» **Information shown**
((
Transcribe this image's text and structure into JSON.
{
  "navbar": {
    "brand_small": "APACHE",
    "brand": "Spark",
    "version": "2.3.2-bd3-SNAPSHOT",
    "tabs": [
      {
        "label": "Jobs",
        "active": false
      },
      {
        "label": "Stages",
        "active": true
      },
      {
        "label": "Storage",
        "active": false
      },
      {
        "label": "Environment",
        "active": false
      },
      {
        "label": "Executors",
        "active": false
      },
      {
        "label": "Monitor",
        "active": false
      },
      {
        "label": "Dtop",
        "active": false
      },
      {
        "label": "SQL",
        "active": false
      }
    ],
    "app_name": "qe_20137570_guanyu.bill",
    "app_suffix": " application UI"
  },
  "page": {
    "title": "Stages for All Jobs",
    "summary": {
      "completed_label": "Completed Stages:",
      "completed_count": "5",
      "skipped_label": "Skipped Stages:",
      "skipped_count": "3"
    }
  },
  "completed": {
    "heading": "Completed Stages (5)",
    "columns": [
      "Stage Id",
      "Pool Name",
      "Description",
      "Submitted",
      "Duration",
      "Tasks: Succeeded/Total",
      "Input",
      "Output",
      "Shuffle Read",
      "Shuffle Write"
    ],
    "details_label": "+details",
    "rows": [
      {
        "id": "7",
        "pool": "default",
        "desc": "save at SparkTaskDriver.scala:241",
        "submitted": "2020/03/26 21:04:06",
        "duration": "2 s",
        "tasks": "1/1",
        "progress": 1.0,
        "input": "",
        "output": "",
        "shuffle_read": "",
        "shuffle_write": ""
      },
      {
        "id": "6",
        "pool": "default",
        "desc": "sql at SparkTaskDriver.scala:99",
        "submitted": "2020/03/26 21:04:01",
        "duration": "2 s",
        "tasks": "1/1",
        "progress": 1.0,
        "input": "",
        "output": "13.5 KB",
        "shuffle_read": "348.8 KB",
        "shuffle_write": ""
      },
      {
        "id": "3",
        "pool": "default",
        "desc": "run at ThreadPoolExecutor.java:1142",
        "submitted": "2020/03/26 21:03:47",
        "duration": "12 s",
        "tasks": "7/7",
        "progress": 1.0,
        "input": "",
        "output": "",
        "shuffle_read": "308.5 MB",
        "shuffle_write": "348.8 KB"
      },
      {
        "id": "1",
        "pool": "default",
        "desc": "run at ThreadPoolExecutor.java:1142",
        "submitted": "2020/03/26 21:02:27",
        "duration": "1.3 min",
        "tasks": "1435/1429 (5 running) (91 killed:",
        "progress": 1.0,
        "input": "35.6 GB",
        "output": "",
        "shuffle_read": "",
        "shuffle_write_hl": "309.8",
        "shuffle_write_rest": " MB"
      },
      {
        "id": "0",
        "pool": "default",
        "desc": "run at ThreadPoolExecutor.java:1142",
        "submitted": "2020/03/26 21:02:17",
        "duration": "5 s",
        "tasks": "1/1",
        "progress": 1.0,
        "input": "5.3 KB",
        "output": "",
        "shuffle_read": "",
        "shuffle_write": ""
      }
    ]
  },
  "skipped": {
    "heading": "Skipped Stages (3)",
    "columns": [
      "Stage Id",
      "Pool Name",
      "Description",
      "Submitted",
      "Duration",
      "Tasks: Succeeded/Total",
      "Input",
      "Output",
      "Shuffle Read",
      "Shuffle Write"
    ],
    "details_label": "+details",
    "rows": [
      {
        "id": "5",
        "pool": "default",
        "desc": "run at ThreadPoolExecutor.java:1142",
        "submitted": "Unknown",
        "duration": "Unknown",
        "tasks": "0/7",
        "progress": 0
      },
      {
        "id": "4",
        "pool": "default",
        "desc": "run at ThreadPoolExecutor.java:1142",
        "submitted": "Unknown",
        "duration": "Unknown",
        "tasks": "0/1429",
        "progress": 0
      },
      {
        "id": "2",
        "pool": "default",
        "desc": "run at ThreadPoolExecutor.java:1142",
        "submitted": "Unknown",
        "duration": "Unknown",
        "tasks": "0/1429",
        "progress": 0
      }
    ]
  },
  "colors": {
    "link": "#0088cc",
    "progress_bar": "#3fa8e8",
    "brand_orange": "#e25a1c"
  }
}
))
» **Required task**
All of the data shown above must be copied exactly.

» **Answer to this problem**
Transcribe this image's text and structure into JSON.
{
  "navbar": {
    "brand_small": "APACHE",
    "brand": "Spark",
    "version": "2.3.2-bd3-SNAPSHOT",
    "tabs": [
      {
        "label": "Jobs",
        "active": false
      },
      {
        "label": "Stages",
        "active": true
      },
      {
        "label": "Storage",
        "active": false
      },
      {
        "label": "Environment",
        "active": false
      },
      {
        "label": "Executors",
        "active": false
      },
      {
        "label": "Monitor",
        "active": false
      },
      {
        "label": "Dtop",
        "active": false
      },
      {
        "label": "SQL",
        "active": false
      }
    ],
    "app_name": "qe_20137570_guanyu.bill",
    "app_suffix": " application UI"
  },
  "page": {
    "title": "Stages for All Jobs",
    "summary": {
      "completed_label": "Completed Stages:",
      "completed_count": "5",
      "skipped_label": "Skipped Stages:",
      "skipped_count": "3"
    }
  },
  "completed": {
    "heading": "Completed Stages (5)",
    "columns": [
      "Stage Id",
      "Pool Name",
      "Description",
      "Submitted",
      "Duration",
      "Tasks: Succeeded/Total",
      "Input",
      "Output",
      "Shuffle Read",
      "Shuffle Write"
    ],
    "details_label": "+details",
    "rows": [
      {
        "id": "7",
        "pool": "default",
        "desc": "save at SparkTaskDriver.scala:241",
        "submitted": "2020/03/26 21:04:06",
        "duration": "2 s",
        "tasks": "1/1",
        "progress": 1.0,
        "input": "",
        "output": "",
        "shuffle_read": "",
        "shuffle_write": ""
      },
      {
        "id": "6",
        "pool": "default",
        "desc": "sql at SparkTaskDriver.scala:99",
        "submitted": "2020/03/26 21:04:01",
        "duration": "2 s",
        "tasks": "1/1",
        "progress": 1.0,
        "input": "",
        "output": "13.5 KB",
        "shuffle_read": "348.8 KB",
        "shuffle_write": ""
      },
      {
        "id": "3",
        "pool": "default",
        "desc": "run at ThreadPoolExecutor.java:1142",
        "submitted": "2020/03/26 21:03:47",
        "duration": "12 s",
        "tasks": "7/7",
        "progress": 1.0,
        "input": "",
        "output": "",
        "shuffle_read": "308.5 MB",
        "shuffle_write": "348.8 KB"
      },
      {
        "id": "1",
        "pool": "default",
        "desc": "run at ThreadPoolExecutor.java:1142",
        "submitted": "2020/03/26 21:02:27",
        "duration": "1.3 min",
        "tasks": "1435/1429 (5 running) (91 killed:",
        "progress": 1.0,
        "input": "35.6 GB",
        "output": "",
        "shuffle_read": "",
        "shuffle_write_hl": "309.8",
        "shuffle_write_rest": " MB"
      },
      {
        "id": "0",
        "pool": "default",
        "desc": "run at ThreadPoolExecutor.java:1142",
        "submitted": "2020/03/26 21:02:17",
        "duration": "5 s",
        "tasks": "1/1",
        "progress": 1.0,
        "input": "5.3 KB",
        "output": "",
        "shuffle_read": "",
        "shuffle_write": ""
      }
    ]
  },
  "skipped": {
    "heading": "Skipped Stages (3)",
    "columns": [
      "Stage Id",
      "Pool Name",
      "Description",
      "Submitted",
      "Duration",
      "Tasks: Succeeded/Total",
      "Input",
      "Output",
      "Shuffle Read",
      "Shuffle Write"
    ],
    "details_label": "+details",
    "rows": [
      {
        "id": "5",
        "pool": "default",
        "desc": "run at ThreadPoolExecutor.java:1142",
        "submitted": "Unknown",
        "duration": "Unknown",
        "tasks": "0/7",
        "progress": 0
      },
      {
        "id": "4",
        "pool": "default",
        "desc": "run at ThreadPoolExecutor.java:1142",
        "submitted": "Unknown",
        "duration": "Unknown",
        "tasks": "0/1429",
        "progress": 0
      },
      {
        "id": "2",
        "pool": "default",
        "desc": "run at ThreadPoolExecutor.java:1142",
        "submitted": "Unknown",
        "duration": "Unknown",
        "tasks": "0/1429",
        "progress": 0
      }
    ]
  },
  "colors": {
    "link": "#0088cc",
    "progress_bar": "#3fa8e8",
    "brand_orange": "#e25a1c"
  }
}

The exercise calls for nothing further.